• **MATERIAL FOR THIS TASK**
________________________________________
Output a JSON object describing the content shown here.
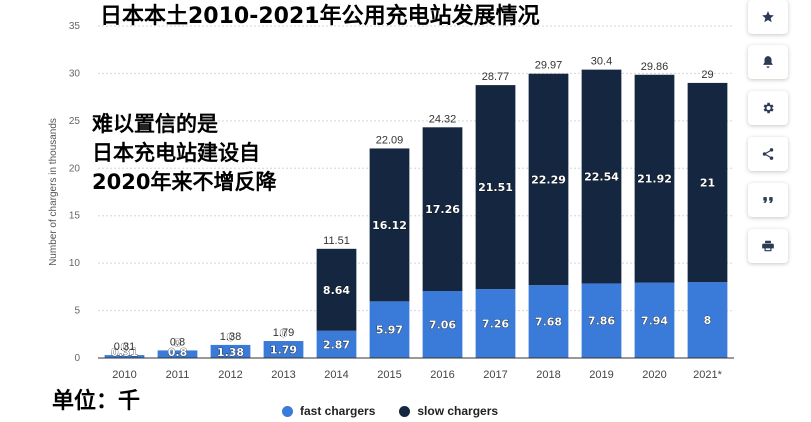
{
  "overlay": {
    "title": "日本本土2010-2021年公用充电站发展情况",
    "note_lines": [
      "难以置信的是",
      "日本充电站建设自",
      "2020年来不增反降"
    ],
    "unit": "单位：千"
  },
  "toolbar": {
    "buttons": [
      {
        "name": "star-icon"
      },
      {
        "name": "bell-icon"
      },
      {
        "name": "gear-icon"
      },
      {
        "name": "share-icon"
      },
      {
        "name": "quote-icon"
      },
      {
        "name": "print-icon"
      }
    ]
  },
  "colors": {
    "fast": "#3a7ad9",
    "slow": "#152740",
    "grid": "#d6d6d6",
    "axis": "#333333"
  },
  "chart_data": {
    "type": "bar",
    "stacked": true,
    "categories": [
      "2010",
      "2011",
      "2012",
      "2013",
      "2014",
      "2015",
      "2016",
      "2017",
      "2018",
      "2019",
      "2020",
      "2021*"
    ],
    "series": [
      {
        "name": "fast chargers",
        "values": [
          0.31,
          0.8,
          1.38,
          1.79,
          2.87,
          5.97,
          7.06,
          7.26,
          7.68,
          7.86,
          7.94,
          8
        ]
      },
      {
        "name": "slow chargers",
        "values": [
          0,
          0,
          0,
          0,
          8.64,
          16.12,
          17.26,
          21.51,
          22.29,
          22.54,
          21.92,
          21
        ]
      }
    ],
    "totals": [
      0.31,
      0.8,
      1.38,
      1.79,
      11.51,
      22.09,
      24.32,
      28.77,
      29.97,
      30.4,
      29.86,
      29
    ],
    "segment_labels": [
      [
        "0.31",
        "0.8",
        "1.38",
        "1.79",
        "2.87",
        "5.97",
        "7.06",
        "7.26",
        "7.68",
        "7.86",
        "7.94",
        "8"
      ],
      [
        "0",
        "0",
        "0",
        "0",
        "8.64",
        "16.12",
        "17.26",
        "21.51",
        "22.29",
        "22.54",
        "21.92",
        "21"
      ]
    ],
    "ylabel": "Number of chargers in thousands",
    "ylim": [
      0,
      35
    ],
    "yticks": [
      0,
      5,
      10,
      15,
      20,
      25,
      30,
      35
    ],
    "grid": true,
    "legend_position": "bottom"
  }
}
________________________________________
• **REQUIRED TASK**
Please write out all of the material above without changing a word, and omit any pictures.

• **TASK RESULT**
Output a JSON object describing the content shown here.
{
  "overlay": {
    "title": "日本本土2010-2021年公用充电站发展情况",
    "note_lines": [
      "难以置信的是",
      "日本充电站建设自",
      "2020年来不增反降"
    ],
    "unit": "单位：千"
  },
  "toolbar": {
    "buttons": [
      {
        "name": "star-icon"
      },
      {
        "name": "bell-icon"
      },
      {
        "name": "gear-icon"
      },
      {
        "name": "share-icon"
      },
      {
        "name": "quote-icon"
      },
      {
        "name": "print-icon"
      }
    ]
  },
  "colors": {
    "fast": "#3a7ad9",
    "slow": "#152740",
    "grid": "#d6d6d6",
    "axis": "#333333"
  },
  "chart_data": {
    "type": "bar",
    "stacked": true,
    "categories": [
      "2010",
      "2011",
      "2012",
      "2013",
      "2014",
      "2015",
      "2016",
      "2017",
      "2018",
      "2019",
      "2020",
      "2021*"
    ],
    "series": [
      {
        "name": "fast chargers",
        "values": [
          0.31,
          0.8,
          1.38,
          1.79,
          2.87,
          5.97,
          7.06,
          7.26,
          7.68,
          7.86,
          7.94,
          8
        ]
      },
      {
        "name": "slow chargers",
        "values": [
          0,
          0,
          0,
          0,
          8.64,
          16.12,
          17.26,
          21.51,
          22.29,
          22.54,
          21.92,
          21
        ]
      }
    ],
    "totals": [
      0.31,
      0.8,
      1.38,
      1.79,
      11.51,
      22.09,
      24.32,
      28.77,
      29.97,
      30.4,
      29.86,
      29
    ],
    "segment_labels": [
      [
        "0.31",
        "0.8",
        "1.38",
        "1.79",
        "2.87",
        "5.97",
        "7.06",
        "7.26",
        "7.68",
        "7.86",
        "7.94",
        "8"
      ],
      [
        "0",
        "0",
        "0",
        "0",
        "8.64",
        "16.12",
        "17.26",
        "21.51",
        "22.29",
        "22.54",
        "21.92",
        "21"
      ]
    ],
    "ylabel": "Number of chargers in thousands",
    "ylim": [
      0,
      35
    ],
    "yticks": [
      0,
      5,
      10,
      15,
      20,
      25,
      30,
      35
    ],
    "grid": true,
    "legend_position": "bottom"
  }
}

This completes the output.